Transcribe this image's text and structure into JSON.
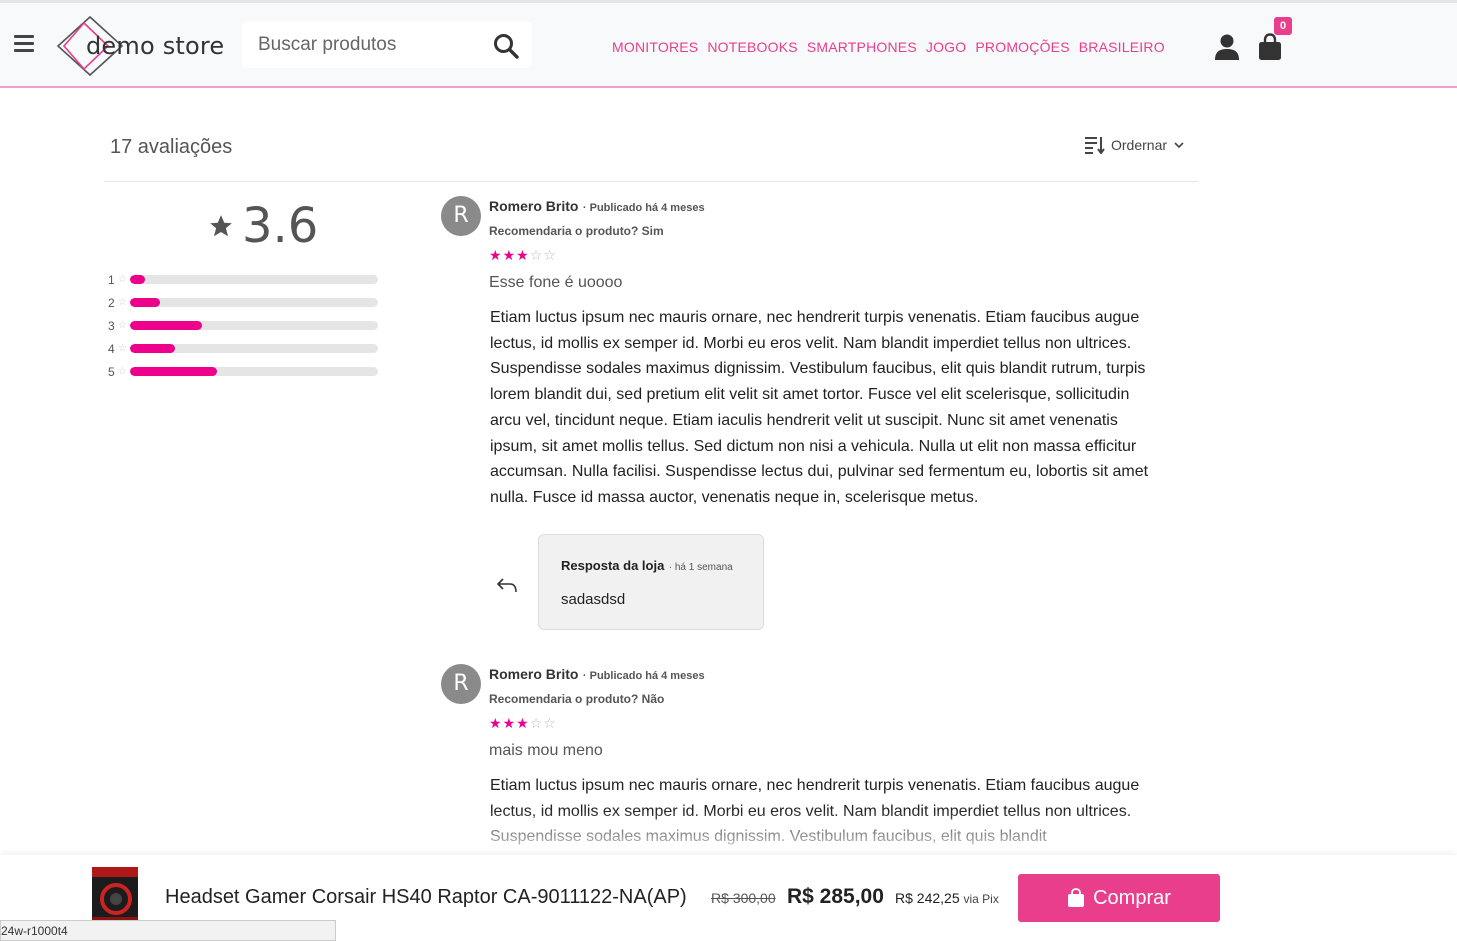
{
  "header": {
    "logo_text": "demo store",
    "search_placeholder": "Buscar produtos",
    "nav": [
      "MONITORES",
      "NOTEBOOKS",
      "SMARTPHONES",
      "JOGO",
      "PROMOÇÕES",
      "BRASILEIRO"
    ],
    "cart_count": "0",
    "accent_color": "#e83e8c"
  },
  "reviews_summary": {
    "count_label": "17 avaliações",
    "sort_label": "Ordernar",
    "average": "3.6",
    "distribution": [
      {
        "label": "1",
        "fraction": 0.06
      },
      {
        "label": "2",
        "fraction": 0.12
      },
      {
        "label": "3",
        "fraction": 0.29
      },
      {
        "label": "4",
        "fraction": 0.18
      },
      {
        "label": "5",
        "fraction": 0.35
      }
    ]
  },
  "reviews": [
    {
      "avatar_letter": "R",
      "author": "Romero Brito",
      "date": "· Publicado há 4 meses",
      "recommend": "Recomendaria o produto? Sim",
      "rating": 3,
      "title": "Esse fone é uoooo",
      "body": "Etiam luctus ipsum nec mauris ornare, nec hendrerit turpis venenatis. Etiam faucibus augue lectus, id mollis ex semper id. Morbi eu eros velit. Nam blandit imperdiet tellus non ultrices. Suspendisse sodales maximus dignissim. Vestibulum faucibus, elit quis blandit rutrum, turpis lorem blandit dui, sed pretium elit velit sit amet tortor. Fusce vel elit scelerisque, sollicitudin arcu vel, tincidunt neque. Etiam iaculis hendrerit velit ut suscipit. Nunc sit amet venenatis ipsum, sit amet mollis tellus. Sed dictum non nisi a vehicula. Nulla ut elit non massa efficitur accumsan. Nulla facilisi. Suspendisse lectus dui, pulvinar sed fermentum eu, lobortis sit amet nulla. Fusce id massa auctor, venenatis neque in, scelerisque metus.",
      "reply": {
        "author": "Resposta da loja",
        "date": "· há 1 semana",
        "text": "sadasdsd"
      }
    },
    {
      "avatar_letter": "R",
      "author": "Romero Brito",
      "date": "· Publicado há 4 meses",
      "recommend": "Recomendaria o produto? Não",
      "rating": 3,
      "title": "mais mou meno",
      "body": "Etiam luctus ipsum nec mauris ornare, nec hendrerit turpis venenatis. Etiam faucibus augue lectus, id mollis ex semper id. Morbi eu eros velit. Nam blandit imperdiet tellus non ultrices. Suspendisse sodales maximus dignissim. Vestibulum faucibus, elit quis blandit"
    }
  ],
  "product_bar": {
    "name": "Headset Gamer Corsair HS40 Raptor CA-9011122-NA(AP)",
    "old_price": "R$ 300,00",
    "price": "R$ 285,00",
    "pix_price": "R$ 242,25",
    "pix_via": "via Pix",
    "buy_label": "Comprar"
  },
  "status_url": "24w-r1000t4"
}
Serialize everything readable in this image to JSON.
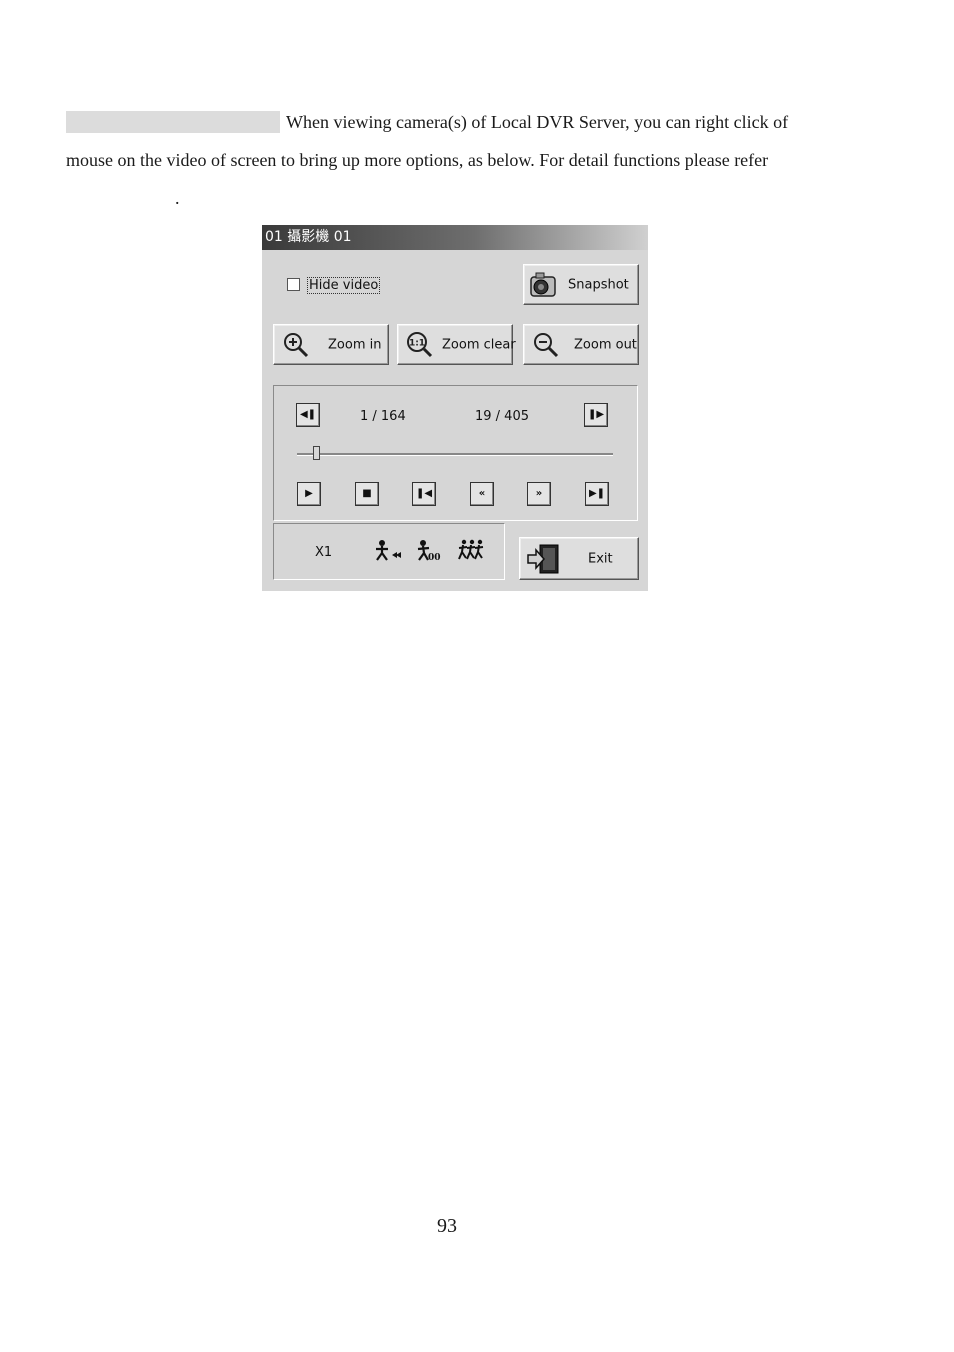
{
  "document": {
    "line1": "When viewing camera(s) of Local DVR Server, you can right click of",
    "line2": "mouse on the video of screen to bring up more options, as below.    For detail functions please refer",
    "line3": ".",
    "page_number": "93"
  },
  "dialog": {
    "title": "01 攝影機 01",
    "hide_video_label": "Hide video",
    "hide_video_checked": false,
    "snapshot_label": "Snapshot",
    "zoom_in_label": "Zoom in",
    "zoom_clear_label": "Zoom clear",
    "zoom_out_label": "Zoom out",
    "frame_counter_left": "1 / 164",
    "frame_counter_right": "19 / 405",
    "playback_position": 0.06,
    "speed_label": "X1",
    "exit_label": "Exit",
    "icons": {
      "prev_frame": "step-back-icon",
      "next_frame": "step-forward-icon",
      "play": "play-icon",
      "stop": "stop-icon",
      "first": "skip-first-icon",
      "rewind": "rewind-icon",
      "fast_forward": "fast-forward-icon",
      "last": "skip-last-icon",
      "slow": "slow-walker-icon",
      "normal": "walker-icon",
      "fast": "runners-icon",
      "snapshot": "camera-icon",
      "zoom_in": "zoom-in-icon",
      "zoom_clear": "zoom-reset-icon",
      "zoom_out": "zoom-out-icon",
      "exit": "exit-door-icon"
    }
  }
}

###

#### [Given task]
Write out all the entries word for word, but skip any images.

#### [Result of the task]
Transcribe this image's text and structure into JSON.
{
  "header": {
    "logo_text": "demo store",
    "search_placeholder": "Buscar produtos",
    "nav": [
      "MONITORES",
      "NOTEBOOKS",
      "SMARTPHONES",
      "JOGO",
      "PROMOÇÕES",
      "BRASILEIRO"
    ],
    "cart_count": "0",
    "accent_color": "#e83e8c"
  },
  "reviews_summary": {
    "count_label": "17 avaliações",
    "sort_label": "Ordernar",
    "average": "3.6",
    "distribution": [
      {
        "label": "1",
        "fraction": 0.06
      },
      {
        "label": "2",
        "fraction": 0.12
      },
      {
        "label": "3",
        "fraction": 0.29
      },
      {
        "label": "4",
        "fraction": 0.18
      },
      {
        "label": "5",
        "fraction": 0.35
      }
    ]
  },
  "reviews": [
    {
      "avatar_letter": "R",
      "author": "Romero Brito",
      "date": "· Publicado há 4 meses",
      "recommend": "Recomendaria o produto? Sim",
      "rating": 3,
      "title": "Esse fone é uoooo",
      "body": "Etiam luctus ipsum nec mauris ornare, nec hendrerit turpis venenatis. Etiam faucibus augue lectus, id mollis ex semper id. Morbi eu eros velit. Nam blandit imperdiet tellus non ultrices. Suspendisse sodales maximus dignissim. Vestibulum faucibus, elit quis blandit rutrum, turpis lorem blandit dui, sed pretium elit velit sit amet tortor. Fusce vel elit scelerisque, sollicitudin arcu vel, tincidunt neque. Etiam iaculis hendrerit velit ut suscipit. Nunc sit amet venenatis ipsum, sit amet mollis tellus. Sed dictum non nisi a vehicula. Nulla ut elit non massa efficitur accumsan. Nulla facilisi. Suspendisse lectus dui, pulvinar sed fermentum eu, lobortis sit amet nulla. Fusce id massa auctor, venenatis neque in, scelerisque metus.",
      "reply": {
        "author": "Resposta da loja",
        "date": "· há 1 semana",
        "text": "sadasdsd"
      }
    },
    {
      "avatar_letter": "R",
      "author": "Romero Brito",
      "date": "· Publicado há 4 meses",
      "recommend": "Recomendaria o produto? Não",
      "rating": 3,
      "title": "mais mou meno",
      "body": "Etiam luctus ipsum nec mauris ornare, nec hendrerit turpis venenatis. Etiam faucibus augue lectus, id mollis ex semper id. Morbi eu eros velit. Nam blandit imperdiet tellus non ultrices. Suspendisse sodales maximus dignissim. Vestibulum faucibus, elit quis blandit"
    }
  ],
  "product_bar": {
    "name": "Headset Gamer Corsair HS40 Raptor CA-9011122-NA(AP)",
    "old_price": "R$ 300,00",
    "price": "R$ 285,00",
    "pix_price": "R$ 242,25",
    "pix_via": "via Pix",
    "buy_label": "Comprar"
  },
  "status_url": "24w-r1000t4"
}
Serialize everything readable in this image to JSON.
{
  "document": {
    "line1": "When viewing camera(s) of Local DVR Server, you can right click of",
    "line2": "mouse on the video of screen to bring up more options, as below.    For detail functions please refer",
    "line3": ".",
    "page_number": "93"
  },
  "dialog": {
    "title": "01 攝影機 01",
    "hide_video_label": "Hide video",
    "hide_video_checked": false,
    "snapshot_label": "Snapshot",
    "zoom_in_label": "Zoom in",
    "zoom_clear_label": "Zoom clear",
    "zoom_out_label": "Zoom out",
    "frame_counter_left": "1 / 164",
    "frame_counter_right": "19 / 405",
    "playback_position": 0.06,
    "speed_label": "X1",
    "exit_label": "Exit",
    "icons": {
      "prev_frame": "step-back-icon",
      "next_frame": "step-forward-icon",
      "play": "play-icon",
      "stop": "stop-icon",
      "first": "skip-first-icon",
      "rewind": "rewind-icon",
      "fast_forward": "fast-forward-icon",
      "last": "skip-last-icon",
      "slow": "slow-walker-icon",
      "normal": "walker-icon",
      "fast": "runners-icon",
      "snapshot": "camera-icon",
      "zoom_in": "zoom-in-icon",
      "zoom_clear": "zoom-reset-icon",
      "zoom_out": "zoom-out-icon",
      "exit": "exit-door-icon"
    }
  }
}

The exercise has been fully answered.